__WHAT YOU SHOULD DO__
Search the material for the word "karnofsky" and copy every line in which it occurs.

Content starts

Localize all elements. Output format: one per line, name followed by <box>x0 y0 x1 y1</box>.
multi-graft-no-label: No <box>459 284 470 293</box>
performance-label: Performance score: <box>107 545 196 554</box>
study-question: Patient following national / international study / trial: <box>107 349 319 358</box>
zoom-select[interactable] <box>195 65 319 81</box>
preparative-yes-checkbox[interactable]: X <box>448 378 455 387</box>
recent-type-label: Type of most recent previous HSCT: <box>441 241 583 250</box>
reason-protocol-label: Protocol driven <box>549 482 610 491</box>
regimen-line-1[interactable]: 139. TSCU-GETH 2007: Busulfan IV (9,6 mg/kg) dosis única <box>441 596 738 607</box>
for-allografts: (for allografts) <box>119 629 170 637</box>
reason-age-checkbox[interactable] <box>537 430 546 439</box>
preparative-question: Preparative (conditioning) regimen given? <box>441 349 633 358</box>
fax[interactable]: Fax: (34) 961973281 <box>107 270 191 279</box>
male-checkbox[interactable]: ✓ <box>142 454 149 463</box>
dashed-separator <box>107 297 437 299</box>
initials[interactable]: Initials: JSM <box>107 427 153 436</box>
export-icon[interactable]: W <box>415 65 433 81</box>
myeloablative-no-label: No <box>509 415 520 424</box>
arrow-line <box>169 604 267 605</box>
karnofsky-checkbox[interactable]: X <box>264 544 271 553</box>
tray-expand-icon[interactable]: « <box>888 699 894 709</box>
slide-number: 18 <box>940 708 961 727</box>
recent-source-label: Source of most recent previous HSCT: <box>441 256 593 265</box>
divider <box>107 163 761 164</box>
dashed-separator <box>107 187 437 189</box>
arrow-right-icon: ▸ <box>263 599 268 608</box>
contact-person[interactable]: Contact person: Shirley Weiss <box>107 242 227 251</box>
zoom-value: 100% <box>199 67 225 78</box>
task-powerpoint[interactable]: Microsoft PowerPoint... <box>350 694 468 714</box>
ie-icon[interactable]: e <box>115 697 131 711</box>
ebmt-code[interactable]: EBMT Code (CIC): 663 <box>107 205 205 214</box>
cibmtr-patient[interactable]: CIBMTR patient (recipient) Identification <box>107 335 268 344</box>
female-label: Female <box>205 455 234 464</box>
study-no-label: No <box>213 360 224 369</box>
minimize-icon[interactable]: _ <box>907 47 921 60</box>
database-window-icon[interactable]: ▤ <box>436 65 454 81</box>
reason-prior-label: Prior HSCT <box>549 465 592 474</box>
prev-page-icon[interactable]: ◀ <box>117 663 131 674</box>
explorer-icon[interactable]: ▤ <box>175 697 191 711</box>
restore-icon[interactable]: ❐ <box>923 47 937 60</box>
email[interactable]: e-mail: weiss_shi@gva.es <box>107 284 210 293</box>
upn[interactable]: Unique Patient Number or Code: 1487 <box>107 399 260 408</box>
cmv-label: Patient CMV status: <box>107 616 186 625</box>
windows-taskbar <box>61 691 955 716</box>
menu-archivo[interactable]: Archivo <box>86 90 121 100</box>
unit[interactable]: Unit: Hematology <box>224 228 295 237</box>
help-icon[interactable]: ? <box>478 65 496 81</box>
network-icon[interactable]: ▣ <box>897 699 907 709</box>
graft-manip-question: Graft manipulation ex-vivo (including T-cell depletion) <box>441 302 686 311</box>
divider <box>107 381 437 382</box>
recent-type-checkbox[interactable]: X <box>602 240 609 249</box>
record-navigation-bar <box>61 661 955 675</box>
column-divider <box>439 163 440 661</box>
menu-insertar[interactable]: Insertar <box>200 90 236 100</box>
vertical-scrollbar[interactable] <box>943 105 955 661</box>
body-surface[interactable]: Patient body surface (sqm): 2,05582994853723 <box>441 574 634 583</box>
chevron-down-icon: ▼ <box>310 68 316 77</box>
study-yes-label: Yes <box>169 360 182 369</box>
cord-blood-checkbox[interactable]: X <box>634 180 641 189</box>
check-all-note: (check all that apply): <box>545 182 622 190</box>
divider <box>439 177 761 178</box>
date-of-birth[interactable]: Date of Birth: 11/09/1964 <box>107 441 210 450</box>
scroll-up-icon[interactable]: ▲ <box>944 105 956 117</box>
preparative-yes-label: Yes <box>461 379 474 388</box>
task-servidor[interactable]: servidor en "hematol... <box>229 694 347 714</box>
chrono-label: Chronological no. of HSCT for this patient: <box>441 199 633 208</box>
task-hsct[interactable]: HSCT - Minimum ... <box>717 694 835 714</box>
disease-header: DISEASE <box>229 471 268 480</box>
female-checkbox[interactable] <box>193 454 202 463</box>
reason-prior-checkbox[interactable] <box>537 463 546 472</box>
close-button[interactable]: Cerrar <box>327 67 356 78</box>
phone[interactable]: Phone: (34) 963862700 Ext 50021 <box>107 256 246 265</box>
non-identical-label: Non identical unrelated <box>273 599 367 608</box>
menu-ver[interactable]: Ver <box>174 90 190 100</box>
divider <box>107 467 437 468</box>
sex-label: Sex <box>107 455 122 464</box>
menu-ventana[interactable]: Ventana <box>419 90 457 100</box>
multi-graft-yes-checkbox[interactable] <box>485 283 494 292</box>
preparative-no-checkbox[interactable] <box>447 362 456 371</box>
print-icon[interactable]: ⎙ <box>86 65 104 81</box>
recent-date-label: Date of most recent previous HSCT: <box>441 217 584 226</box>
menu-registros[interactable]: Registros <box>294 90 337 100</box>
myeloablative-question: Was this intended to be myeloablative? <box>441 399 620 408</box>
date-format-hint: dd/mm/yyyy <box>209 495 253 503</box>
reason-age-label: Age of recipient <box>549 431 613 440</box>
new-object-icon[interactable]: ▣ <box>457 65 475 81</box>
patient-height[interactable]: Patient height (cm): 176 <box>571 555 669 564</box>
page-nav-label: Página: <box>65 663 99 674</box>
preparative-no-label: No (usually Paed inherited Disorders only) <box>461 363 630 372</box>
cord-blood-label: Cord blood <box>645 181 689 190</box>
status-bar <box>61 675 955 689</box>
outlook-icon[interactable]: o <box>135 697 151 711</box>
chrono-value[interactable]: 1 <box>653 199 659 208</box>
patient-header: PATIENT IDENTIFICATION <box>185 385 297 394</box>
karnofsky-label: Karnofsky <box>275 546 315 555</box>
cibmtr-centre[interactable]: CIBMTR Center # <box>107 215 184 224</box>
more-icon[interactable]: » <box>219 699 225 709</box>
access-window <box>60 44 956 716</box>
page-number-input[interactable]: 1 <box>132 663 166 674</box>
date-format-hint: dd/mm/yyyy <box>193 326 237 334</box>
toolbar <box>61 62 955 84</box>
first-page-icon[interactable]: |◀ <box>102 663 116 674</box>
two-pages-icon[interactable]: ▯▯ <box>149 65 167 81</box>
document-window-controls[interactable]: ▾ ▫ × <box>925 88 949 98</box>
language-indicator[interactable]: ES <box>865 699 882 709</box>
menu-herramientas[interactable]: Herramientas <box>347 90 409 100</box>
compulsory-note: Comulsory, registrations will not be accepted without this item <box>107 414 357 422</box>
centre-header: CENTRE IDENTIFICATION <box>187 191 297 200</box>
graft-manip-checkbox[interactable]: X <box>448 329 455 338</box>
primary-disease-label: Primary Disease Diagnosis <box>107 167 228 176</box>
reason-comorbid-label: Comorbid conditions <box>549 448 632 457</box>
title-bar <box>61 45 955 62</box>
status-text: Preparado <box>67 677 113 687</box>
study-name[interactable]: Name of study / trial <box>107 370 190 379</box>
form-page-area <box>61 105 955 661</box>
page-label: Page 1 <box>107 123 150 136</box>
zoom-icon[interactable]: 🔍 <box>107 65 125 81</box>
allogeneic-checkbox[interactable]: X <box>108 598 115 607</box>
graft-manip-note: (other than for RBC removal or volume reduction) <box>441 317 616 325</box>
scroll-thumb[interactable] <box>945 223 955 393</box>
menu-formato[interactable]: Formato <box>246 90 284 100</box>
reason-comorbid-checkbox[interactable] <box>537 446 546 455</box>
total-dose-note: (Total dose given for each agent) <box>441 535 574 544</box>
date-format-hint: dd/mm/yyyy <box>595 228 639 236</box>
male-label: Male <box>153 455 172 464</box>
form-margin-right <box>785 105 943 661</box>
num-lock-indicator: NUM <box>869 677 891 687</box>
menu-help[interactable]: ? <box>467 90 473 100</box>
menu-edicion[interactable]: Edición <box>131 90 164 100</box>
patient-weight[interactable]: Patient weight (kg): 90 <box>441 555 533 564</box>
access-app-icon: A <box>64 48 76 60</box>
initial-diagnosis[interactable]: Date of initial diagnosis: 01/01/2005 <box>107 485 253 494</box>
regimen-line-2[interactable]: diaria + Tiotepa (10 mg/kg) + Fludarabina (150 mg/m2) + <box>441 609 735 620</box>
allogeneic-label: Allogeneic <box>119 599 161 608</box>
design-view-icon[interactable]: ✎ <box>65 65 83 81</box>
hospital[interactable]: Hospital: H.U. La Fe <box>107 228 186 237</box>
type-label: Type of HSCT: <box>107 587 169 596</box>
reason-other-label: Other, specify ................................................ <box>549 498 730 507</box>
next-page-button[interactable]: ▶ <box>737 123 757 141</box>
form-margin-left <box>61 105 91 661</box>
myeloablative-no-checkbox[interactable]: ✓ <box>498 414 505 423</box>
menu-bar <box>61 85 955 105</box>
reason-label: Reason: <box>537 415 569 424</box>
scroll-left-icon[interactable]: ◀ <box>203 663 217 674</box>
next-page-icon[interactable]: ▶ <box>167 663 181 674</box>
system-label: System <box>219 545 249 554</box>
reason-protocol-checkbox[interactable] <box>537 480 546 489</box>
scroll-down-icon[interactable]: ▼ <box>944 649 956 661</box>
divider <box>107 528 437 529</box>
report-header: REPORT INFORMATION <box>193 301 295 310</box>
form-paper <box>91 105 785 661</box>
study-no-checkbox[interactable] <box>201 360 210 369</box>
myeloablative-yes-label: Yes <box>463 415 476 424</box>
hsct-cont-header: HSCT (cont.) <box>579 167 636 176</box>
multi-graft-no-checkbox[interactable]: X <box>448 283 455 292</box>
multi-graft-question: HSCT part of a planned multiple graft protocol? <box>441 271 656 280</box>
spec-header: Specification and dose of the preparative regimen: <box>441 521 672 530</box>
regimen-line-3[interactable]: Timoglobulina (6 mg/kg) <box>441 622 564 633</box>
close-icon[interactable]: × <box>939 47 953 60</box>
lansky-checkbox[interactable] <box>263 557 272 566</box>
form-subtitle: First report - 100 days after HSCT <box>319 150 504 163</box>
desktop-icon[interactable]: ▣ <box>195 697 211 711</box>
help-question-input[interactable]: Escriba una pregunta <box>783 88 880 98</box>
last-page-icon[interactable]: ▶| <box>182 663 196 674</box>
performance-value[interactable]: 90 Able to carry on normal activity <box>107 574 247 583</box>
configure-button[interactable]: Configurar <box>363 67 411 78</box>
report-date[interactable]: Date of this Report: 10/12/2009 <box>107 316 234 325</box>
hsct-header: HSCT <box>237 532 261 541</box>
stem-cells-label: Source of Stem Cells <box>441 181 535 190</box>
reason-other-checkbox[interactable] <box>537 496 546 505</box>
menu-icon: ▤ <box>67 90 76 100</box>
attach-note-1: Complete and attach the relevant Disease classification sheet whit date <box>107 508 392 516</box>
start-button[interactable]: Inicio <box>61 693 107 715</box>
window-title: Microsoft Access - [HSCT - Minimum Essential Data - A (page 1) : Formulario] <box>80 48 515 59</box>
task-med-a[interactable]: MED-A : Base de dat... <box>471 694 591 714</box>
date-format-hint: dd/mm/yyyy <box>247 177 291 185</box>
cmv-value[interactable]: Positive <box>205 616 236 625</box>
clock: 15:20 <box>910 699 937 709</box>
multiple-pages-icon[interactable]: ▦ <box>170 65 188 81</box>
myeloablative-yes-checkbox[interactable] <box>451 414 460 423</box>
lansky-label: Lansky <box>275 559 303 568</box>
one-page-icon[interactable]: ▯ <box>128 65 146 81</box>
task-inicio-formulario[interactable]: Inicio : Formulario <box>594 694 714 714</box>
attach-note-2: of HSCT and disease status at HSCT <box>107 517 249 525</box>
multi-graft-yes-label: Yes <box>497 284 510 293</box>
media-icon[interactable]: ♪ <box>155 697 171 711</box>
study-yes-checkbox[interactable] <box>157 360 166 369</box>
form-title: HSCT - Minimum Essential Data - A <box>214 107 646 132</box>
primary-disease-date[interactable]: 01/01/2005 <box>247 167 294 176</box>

Content ends

__REPLY__
karnofsky-checkbox[interactable]: X <box>264 544 271 553</box>
karnofsky-label: Karnofsky <box>275 546 315 555</box>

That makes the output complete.